>>>>

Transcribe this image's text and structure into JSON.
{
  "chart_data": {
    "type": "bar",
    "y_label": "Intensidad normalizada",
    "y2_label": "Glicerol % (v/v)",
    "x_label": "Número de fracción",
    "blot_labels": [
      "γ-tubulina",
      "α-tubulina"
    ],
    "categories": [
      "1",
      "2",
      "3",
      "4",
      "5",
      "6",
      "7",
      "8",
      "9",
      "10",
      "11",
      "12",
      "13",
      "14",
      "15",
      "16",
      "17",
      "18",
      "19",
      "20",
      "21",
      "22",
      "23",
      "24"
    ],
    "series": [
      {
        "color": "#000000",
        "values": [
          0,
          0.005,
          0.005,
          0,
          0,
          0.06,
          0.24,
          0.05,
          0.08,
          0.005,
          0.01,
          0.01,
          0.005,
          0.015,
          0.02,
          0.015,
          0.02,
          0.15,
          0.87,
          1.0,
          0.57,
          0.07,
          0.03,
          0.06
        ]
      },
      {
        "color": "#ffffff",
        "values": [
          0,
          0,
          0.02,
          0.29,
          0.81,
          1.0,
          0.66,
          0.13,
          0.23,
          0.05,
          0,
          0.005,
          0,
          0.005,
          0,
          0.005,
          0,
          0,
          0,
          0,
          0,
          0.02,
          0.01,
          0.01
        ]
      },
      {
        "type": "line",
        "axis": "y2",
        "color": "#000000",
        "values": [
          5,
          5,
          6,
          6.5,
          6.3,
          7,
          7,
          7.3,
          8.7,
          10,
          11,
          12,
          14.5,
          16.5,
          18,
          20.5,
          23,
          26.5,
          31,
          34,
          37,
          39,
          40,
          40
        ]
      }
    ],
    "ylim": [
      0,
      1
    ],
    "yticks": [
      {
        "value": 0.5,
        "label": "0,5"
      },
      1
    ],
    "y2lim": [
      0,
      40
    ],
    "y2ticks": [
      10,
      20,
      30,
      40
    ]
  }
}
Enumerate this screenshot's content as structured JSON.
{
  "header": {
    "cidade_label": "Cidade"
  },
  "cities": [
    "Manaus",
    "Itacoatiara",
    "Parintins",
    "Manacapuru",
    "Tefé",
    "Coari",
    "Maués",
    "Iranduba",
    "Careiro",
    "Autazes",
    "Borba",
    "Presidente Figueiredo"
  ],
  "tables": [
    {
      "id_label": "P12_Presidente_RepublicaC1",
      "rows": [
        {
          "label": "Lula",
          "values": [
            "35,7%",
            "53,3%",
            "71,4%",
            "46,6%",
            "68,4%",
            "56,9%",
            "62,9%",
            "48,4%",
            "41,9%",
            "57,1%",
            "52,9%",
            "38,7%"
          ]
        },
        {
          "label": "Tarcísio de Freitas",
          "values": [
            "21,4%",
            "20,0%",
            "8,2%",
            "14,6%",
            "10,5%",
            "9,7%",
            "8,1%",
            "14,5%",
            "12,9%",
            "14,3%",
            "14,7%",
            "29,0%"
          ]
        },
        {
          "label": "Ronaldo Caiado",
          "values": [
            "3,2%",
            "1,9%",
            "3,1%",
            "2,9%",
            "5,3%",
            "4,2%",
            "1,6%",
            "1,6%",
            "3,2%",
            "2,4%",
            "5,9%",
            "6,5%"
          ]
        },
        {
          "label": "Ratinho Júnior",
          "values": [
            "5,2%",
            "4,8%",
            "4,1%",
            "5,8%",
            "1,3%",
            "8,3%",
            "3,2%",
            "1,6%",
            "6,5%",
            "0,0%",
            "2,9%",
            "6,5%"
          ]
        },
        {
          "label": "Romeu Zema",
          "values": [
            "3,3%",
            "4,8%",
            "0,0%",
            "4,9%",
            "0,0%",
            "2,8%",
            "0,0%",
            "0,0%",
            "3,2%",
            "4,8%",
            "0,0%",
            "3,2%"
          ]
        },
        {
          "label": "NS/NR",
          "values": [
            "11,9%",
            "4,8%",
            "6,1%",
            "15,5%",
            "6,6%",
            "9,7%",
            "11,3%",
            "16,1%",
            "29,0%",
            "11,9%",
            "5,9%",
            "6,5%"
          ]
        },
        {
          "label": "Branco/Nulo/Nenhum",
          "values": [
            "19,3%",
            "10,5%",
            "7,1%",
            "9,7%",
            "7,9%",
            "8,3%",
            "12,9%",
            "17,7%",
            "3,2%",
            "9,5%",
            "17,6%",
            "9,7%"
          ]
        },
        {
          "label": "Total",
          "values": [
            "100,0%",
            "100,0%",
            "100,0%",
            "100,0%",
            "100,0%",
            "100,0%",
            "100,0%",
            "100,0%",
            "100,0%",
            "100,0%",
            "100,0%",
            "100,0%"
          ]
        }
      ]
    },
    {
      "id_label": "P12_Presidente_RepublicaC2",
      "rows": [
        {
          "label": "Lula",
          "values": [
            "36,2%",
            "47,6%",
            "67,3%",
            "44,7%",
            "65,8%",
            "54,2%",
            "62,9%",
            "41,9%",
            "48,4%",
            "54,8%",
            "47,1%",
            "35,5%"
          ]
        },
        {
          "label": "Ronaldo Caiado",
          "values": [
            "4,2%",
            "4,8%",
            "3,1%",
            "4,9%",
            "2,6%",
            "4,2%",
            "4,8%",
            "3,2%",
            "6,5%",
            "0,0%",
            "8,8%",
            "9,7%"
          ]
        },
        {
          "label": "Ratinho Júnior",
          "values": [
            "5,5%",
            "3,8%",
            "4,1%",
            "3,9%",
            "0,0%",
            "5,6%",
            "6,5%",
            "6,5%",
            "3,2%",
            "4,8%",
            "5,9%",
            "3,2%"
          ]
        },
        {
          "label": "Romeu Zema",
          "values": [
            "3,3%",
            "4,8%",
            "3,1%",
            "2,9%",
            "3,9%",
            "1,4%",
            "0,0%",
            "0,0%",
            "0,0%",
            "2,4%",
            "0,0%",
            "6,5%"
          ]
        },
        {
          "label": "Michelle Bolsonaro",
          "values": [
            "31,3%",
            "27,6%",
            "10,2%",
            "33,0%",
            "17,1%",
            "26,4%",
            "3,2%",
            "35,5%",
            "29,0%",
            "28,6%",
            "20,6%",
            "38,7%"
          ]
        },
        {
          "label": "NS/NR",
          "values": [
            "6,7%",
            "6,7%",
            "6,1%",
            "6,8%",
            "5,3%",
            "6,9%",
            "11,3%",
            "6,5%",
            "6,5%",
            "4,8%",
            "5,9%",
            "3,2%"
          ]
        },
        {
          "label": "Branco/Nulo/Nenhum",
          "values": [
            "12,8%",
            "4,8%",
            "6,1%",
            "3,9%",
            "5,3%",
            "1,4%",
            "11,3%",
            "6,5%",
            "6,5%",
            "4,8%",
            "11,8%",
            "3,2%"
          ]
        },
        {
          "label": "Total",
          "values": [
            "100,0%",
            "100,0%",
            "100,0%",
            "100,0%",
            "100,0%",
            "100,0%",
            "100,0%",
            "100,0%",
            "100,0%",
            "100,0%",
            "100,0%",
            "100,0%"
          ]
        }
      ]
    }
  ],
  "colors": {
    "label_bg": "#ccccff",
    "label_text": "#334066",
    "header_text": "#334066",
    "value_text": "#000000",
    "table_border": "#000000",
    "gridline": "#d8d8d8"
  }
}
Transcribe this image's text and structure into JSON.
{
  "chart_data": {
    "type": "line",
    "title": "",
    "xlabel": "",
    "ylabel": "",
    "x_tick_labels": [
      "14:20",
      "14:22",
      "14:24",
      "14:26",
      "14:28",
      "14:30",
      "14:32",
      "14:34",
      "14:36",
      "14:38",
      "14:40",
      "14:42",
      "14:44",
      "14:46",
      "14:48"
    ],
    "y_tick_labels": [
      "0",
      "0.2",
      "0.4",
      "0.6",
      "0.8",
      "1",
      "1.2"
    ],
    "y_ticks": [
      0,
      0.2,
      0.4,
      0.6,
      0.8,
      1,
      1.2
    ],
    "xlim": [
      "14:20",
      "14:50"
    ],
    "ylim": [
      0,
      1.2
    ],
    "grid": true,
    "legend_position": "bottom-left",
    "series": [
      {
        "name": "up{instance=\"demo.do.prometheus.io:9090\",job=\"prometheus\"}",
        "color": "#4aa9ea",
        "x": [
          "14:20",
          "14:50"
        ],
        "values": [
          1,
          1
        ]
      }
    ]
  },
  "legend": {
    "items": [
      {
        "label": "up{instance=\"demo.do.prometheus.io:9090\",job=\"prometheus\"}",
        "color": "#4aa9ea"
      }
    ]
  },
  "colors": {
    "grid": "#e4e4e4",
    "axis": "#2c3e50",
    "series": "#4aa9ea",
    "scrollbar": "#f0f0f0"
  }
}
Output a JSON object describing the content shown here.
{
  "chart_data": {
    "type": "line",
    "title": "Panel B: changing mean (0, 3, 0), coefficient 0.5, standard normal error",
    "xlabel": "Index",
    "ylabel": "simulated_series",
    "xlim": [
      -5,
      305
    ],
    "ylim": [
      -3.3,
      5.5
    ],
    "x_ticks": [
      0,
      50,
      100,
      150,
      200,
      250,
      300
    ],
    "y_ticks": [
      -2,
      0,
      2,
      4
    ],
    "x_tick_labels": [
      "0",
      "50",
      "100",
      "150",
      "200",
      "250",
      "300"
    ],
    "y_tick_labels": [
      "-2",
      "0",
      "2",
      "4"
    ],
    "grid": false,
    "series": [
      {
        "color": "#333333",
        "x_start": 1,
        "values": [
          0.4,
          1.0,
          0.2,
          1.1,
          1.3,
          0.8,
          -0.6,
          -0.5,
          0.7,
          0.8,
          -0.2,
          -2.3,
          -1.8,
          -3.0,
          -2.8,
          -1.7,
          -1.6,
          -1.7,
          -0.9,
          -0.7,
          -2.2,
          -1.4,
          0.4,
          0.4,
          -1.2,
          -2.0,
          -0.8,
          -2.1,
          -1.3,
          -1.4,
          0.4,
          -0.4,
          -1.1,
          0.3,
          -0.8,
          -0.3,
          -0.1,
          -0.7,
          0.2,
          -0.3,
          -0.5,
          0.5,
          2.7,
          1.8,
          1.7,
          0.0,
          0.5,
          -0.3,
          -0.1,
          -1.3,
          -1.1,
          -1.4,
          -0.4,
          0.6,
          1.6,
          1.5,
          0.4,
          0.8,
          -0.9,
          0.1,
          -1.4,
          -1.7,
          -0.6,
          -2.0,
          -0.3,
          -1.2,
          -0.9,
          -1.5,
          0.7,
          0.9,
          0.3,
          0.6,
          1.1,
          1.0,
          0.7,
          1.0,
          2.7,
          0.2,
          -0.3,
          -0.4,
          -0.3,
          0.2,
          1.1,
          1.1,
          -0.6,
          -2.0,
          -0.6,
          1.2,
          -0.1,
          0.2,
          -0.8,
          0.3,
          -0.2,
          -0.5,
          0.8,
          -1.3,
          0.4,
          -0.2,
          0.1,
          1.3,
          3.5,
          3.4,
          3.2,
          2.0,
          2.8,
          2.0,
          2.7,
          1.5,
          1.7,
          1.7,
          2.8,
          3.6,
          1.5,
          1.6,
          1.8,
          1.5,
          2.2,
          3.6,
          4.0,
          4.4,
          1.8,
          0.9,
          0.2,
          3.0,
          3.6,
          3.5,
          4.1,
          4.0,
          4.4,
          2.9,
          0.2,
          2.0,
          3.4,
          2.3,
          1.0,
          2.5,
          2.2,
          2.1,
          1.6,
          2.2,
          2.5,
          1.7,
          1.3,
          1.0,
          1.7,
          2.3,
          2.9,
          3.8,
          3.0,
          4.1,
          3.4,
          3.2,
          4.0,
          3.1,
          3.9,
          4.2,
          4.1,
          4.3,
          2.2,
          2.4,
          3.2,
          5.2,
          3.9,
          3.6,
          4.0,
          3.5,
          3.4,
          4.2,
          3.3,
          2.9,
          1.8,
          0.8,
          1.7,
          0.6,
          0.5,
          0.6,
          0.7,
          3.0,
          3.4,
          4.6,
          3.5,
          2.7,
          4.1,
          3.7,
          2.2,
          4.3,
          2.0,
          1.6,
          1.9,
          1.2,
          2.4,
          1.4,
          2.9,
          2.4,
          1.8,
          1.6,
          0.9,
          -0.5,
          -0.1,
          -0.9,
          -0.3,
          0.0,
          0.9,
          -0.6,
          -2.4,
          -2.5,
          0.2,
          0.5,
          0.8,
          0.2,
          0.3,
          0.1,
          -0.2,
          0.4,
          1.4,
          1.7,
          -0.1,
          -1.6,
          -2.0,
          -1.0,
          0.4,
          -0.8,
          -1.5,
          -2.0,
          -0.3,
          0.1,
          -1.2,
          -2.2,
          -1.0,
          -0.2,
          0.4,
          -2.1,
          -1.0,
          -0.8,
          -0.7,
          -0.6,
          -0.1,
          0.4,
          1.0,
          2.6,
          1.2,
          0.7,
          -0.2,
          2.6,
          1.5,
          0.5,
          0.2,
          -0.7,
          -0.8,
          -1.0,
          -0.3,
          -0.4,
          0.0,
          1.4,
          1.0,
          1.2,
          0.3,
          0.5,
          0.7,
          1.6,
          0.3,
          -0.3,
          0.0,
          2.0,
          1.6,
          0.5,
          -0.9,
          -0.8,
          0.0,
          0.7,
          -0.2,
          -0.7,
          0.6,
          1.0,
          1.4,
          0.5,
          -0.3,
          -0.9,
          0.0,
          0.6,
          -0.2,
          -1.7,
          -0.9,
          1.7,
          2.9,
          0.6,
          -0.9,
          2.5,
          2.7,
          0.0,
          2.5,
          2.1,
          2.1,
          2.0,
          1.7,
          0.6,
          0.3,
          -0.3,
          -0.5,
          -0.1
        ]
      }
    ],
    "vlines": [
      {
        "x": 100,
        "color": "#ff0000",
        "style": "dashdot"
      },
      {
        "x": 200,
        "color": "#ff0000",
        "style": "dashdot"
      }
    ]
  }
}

<<<<

(Exercise):
Write down the number of lines where the word "JSON" appears, and nothing further.

(Solution to this task):
4